• _WHAT TO DO_
In the records that follow, locate every line with "библиотеку" and extract it.

• _SOURCE MATERIAL_
--

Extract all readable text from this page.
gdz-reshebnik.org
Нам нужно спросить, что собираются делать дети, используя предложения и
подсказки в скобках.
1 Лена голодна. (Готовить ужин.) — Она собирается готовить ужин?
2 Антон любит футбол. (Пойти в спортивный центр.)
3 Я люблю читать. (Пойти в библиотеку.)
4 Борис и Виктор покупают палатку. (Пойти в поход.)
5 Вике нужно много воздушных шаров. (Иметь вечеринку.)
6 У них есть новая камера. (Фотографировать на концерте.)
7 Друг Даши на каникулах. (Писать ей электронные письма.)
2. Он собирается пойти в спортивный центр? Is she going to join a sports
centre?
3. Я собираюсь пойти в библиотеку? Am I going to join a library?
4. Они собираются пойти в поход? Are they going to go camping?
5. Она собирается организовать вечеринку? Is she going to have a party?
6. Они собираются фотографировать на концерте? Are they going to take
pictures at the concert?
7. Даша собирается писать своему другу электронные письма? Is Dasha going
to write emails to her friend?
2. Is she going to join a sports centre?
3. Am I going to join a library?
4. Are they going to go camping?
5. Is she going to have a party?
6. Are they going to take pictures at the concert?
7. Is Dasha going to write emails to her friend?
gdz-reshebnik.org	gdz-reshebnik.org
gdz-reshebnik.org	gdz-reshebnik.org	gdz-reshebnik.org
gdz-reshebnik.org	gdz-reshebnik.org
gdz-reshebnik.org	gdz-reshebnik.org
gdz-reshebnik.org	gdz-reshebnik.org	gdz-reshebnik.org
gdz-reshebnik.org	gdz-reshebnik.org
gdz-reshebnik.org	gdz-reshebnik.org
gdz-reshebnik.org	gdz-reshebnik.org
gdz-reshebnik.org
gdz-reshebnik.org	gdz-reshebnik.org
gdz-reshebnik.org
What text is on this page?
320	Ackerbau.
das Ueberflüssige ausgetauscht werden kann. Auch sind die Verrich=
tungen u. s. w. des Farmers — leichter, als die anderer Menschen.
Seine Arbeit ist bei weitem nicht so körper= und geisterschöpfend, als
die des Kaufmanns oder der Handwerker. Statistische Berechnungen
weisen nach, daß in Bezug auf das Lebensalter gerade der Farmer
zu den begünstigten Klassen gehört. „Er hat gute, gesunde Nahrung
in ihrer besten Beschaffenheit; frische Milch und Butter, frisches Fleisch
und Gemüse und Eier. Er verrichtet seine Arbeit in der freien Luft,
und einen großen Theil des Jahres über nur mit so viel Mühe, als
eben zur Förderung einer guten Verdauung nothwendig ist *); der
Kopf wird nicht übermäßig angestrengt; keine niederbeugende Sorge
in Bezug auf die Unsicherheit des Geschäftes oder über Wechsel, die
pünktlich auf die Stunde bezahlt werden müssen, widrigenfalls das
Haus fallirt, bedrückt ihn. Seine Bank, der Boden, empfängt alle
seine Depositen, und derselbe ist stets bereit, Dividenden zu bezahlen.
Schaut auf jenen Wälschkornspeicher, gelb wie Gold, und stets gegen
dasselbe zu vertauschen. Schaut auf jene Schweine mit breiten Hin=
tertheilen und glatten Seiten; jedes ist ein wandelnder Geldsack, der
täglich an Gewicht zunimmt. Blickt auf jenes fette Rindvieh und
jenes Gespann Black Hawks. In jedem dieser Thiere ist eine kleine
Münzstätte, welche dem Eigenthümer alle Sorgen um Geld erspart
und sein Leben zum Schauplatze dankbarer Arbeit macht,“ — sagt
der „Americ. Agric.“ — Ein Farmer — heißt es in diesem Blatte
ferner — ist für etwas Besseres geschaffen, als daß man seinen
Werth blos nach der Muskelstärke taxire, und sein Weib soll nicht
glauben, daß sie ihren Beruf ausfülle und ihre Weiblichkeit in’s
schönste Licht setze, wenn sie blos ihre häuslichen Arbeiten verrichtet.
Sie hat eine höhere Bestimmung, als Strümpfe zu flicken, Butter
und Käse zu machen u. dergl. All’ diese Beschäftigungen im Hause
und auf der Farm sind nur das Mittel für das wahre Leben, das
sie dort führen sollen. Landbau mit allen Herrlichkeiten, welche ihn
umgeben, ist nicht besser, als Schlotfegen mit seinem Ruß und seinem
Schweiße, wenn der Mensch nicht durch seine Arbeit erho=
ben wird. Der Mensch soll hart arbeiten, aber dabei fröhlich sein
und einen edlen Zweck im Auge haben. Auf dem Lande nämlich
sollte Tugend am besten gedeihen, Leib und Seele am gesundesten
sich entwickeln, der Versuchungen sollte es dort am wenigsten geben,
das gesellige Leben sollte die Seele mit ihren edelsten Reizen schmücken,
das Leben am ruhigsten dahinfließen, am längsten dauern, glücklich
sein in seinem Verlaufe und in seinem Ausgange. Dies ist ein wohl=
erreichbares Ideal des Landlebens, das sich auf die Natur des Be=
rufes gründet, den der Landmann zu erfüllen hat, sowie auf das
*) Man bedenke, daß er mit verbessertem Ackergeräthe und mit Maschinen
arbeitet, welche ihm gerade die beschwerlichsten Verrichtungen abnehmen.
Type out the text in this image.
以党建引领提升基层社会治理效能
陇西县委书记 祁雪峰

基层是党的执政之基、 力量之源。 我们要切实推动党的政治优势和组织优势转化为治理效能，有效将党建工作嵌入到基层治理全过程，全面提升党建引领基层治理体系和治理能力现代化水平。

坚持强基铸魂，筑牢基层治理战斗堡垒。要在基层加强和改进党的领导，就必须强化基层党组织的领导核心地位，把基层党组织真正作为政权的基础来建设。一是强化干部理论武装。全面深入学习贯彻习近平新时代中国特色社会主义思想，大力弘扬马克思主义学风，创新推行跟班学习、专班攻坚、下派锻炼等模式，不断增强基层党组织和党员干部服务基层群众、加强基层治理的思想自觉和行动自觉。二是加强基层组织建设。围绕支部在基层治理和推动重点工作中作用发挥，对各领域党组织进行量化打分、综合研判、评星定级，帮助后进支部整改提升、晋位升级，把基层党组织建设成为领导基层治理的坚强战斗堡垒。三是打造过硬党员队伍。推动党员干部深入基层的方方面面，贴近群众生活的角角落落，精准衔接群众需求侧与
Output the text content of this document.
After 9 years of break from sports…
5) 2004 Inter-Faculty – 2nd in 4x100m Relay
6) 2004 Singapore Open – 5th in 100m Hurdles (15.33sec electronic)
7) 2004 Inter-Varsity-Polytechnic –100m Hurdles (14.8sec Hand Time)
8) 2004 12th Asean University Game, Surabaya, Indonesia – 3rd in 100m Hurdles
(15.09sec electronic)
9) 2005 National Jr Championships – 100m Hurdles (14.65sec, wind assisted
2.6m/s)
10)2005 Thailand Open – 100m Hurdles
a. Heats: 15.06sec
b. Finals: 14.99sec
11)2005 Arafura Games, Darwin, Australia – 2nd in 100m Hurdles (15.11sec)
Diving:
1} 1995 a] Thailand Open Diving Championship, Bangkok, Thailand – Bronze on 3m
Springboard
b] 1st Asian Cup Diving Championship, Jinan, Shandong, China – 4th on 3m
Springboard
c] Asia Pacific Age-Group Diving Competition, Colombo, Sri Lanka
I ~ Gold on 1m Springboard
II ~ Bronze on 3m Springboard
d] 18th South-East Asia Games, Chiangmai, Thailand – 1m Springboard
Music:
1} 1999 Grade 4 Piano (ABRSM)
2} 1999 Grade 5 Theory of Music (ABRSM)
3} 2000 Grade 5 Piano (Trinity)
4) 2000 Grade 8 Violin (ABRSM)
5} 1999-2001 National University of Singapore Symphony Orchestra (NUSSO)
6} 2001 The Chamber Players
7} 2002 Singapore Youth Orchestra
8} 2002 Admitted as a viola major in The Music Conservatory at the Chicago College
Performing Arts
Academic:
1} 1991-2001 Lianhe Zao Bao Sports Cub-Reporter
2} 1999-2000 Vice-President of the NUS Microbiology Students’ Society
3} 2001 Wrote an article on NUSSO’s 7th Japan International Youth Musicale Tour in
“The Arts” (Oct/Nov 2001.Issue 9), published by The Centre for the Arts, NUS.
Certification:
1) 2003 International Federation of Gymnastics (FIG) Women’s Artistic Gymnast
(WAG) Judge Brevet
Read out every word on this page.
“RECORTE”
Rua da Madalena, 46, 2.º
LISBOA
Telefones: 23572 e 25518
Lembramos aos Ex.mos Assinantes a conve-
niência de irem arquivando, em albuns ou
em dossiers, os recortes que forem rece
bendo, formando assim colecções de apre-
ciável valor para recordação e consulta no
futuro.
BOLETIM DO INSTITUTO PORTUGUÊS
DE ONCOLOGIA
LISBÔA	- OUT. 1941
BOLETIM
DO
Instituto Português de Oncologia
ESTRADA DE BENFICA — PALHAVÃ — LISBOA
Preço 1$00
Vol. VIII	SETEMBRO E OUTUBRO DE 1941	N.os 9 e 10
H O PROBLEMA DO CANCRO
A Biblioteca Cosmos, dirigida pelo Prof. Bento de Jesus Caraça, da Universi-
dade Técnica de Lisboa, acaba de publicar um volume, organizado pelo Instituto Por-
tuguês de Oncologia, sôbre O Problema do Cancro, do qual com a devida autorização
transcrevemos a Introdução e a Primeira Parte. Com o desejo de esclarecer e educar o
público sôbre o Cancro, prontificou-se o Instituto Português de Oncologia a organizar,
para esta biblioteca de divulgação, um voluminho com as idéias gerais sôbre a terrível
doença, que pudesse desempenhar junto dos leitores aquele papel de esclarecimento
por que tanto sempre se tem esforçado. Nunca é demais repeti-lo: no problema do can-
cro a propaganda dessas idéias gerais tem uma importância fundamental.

--

• _WRITTEN ANSWER_
3 Я люблю читать. (Пойти в библиотеку.)
3. Я собираюсь пойти в библиотеку? Am I going to join a library?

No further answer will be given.